[Records about charts and figures]
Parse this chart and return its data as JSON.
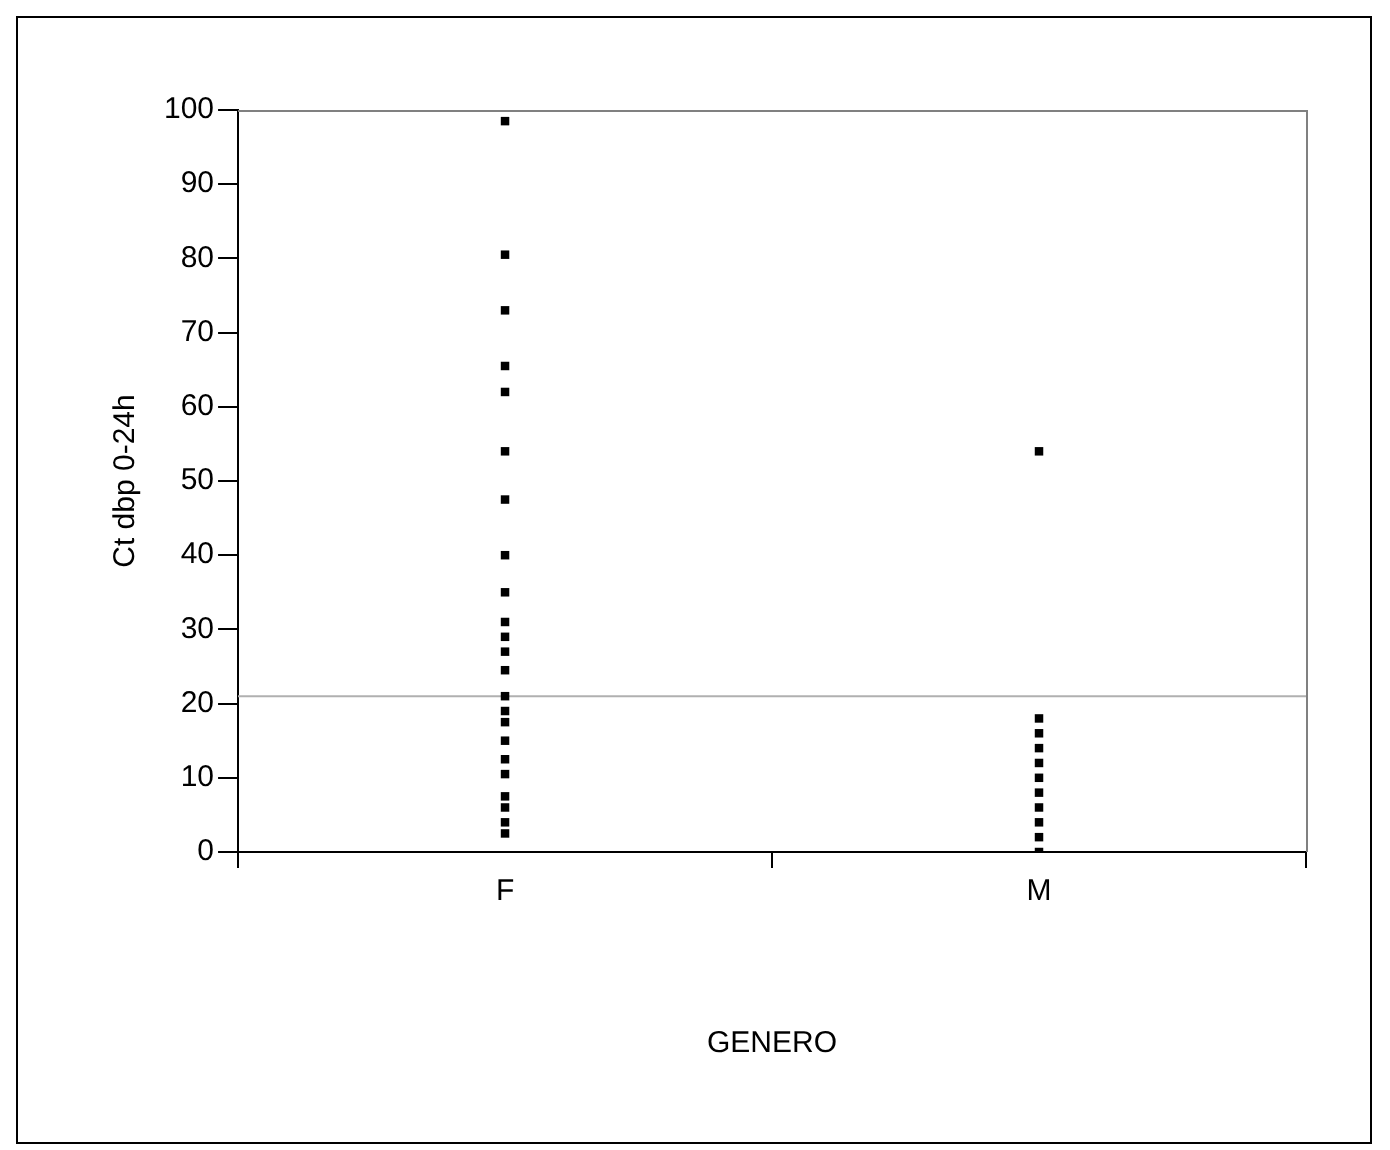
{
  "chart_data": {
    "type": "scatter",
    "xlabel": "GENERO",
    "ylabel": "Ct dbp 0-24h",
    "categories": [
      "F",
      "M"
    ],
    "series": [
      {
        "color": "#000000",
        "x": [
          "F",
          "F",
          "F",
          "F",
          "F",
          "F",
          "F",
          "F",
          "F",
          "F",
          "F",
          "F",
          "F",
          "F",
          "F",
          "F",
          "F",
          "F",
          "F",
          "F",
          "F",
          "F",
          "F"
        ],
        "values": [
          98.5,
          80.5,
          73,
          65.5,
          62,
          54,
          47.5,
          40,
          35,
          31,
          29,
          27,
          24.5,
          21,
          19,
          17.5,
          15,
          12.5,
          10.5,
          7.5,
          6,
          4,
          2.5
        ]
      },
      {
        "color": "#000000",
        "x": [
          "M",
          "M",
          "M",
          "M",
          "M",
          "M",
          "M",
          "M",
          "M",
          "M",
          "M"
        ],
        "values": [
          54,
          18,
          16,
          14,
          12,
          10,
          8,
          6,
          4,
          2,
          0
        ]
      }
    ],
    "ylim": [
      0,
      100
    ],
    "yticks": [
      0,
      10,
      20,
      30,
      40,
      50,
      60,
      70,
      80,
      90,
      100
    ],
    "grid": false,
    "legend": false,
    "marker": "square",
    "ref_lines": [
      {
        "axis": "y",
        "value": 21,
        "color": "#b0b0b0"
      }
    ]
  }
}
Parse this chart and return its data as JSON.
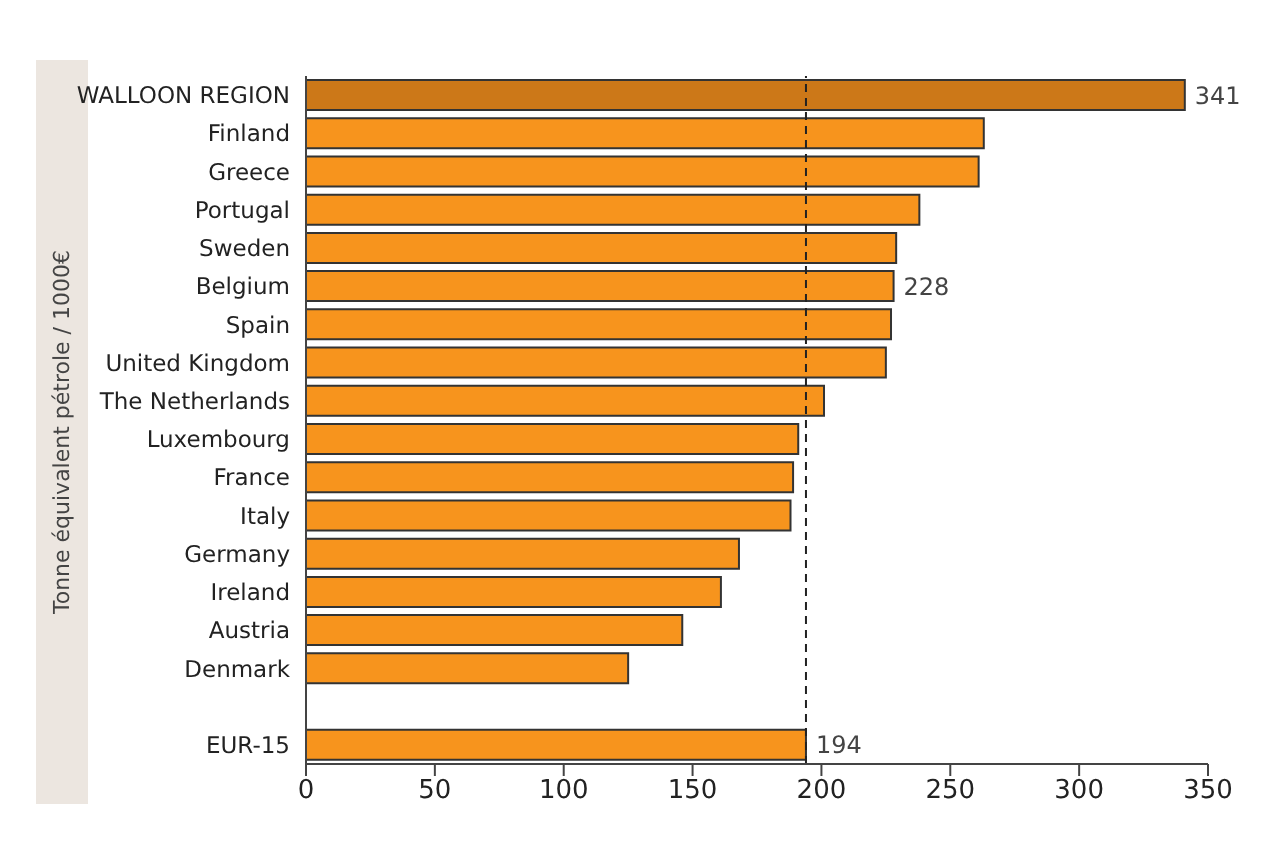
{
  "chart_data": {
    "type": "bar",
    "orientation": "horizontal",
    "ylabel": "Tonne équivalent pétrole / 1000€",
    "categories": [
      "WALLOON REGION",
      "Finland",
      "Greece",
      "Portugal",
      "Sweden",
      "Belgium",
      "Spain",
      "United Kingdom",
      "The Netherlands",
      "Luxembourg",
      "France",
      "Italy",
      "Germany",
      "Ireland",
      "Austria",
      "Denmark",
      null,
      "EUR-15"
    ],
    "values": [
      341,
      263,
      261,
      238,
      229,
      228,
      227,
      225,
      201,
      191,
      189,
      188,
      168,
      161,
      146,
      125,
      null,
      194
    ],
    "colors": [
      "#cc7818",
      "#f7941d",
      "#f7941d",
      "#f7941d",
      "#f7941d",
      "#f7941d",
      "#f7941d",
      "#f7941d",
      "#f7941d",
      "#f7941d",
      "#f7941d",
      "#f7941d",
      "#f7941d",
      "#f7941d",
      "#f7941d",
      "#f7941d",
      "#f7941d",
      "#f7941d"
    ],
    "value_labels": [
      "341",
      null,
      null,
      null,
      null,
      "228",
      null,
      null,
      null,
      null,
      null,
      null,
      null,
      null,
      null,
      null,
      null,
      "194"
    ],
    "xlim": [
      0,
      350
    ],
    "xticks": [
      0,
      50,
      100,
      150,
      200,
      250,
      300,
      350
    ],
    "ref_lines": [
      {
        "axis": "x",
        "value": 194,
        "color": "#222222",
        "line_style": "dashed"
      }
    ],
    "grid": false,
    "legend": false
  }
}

Set task — Each entry above should be reproduced exactly, with the pictures removed.

The reply —
Parse this chart and return its data as JSON.
{
  "chart_data": {
    "type": "scatter",
    "xlabel": "GENERO",
    "ylabel": "Ct dbp 0-24h",
    "categories": [
      "F",
      "M"
    ],
    "series": [
      {
        "color": "#000000",
        "x": [
          "F",
          "F",
          "F",
          "F",
          "F",
          "F",
          "F",
          "F",
          "F",
          "F",
          "F",
          "F",
          "F",
          "F",
          "F",
          "F",
          "F",
          "F",
          "F",
          "F",
          "F",
          "F",
          "F"
        ],
        "values": [
          98.5,
          80.5,
          73,
          65.5,
          62,
          54,
          47.5,
          40,
          35,
          31,
          29,
          27,
          24.5,
          21,
          19,
          17.5,
          15,
          12.5,
          10.5,
          7.5,
          6,
          4,
          2.5
        ]
      },
      {
        "color": "#000000",
        "x": [
          "M",
          "M",
          "M",
          "M",
          "M",
          "M",
          "M",
          "M",
          "M",
          "M",
          "M"
        ],
        "values": [
          54,
          18,
          16,
          14,
          12,
          10,
          8,
          6,
          4,
          2,
          0
        ]
      }
    ],
    "ylim": [
      0,
      100
    ],
    "yticks": [
      0,
      10,
      20,
      30,
      40,
      50,
      60,
      70,
      80,
      90,
      100
    ],
    "grid": false,
    "legend": false,
    "marker": "square",
    "ref_lines": [
      {
        "axis": "y",
        "value": 21,
        "color": "#b0b0b0"
      }
    ]
  }
}
Parse this chart and return its data as JSON.
{
  "chart_data": {
    "type": "bar",
    "orientation": "horizontal",
    "ylabel": "Tonne équivalent pétrole / 1000€",
    "categories": [
      "WALLOON REGION",
      "Finland",
      "Greece",
      "Portugal",
      "Sweden",
      "Belgium",
      "Spain",
      "United Kingdom",
      "The Netherlands",
      "Luxembourg",
      "France",
      "Italy",
      "Germany",
      "Ireland",
      "Austria",
      "Denmark",
      null,
      "EUR-15"
    ],
    "values": [
      341,
      263,
      261,
      238,
      229,
      228,
      227,
      225,
      201,
      191,
      189,
      188,
      168,
      161,
      146,
      125,
      null,
      194
    ],
    "colors": [
      "#cc7818",
      "#f7941d",
      "#f7941d",
      "#f7941d",
      "#f7941d",
      "#f7941d",
      "#f7941d",
      "#f7941d",
      "#f7941d",
      "#f7941d",
      "#f7941d",
      "#f7941d",
      "#f7941d",
      "#f7941d",
      "#f7941d",
      "#f7941d",
      "#f7941d",
      "#f7941d"
    ],
    "value_labels": [
      "341",
      null,
      null,
      null,
      null,
      "228",
      null,
      null,
      null,
      null,
      null,
      null,
      null,
      null,
      null,
      null,
      null,
      "194"
    ],
    "xlim": [
      0,
      350
    ],
    "xticks": [
      0,
      50,
      100,
      150,
      200,
      250,
      300,
      350
    ],
    "ref_lines": [
      {
        "axis": "x",
        "value": 194,
        "color": "#222222",
        "line_style": "dashed"
      }
    ],
    "grid": false,
    "legend": false
  }
}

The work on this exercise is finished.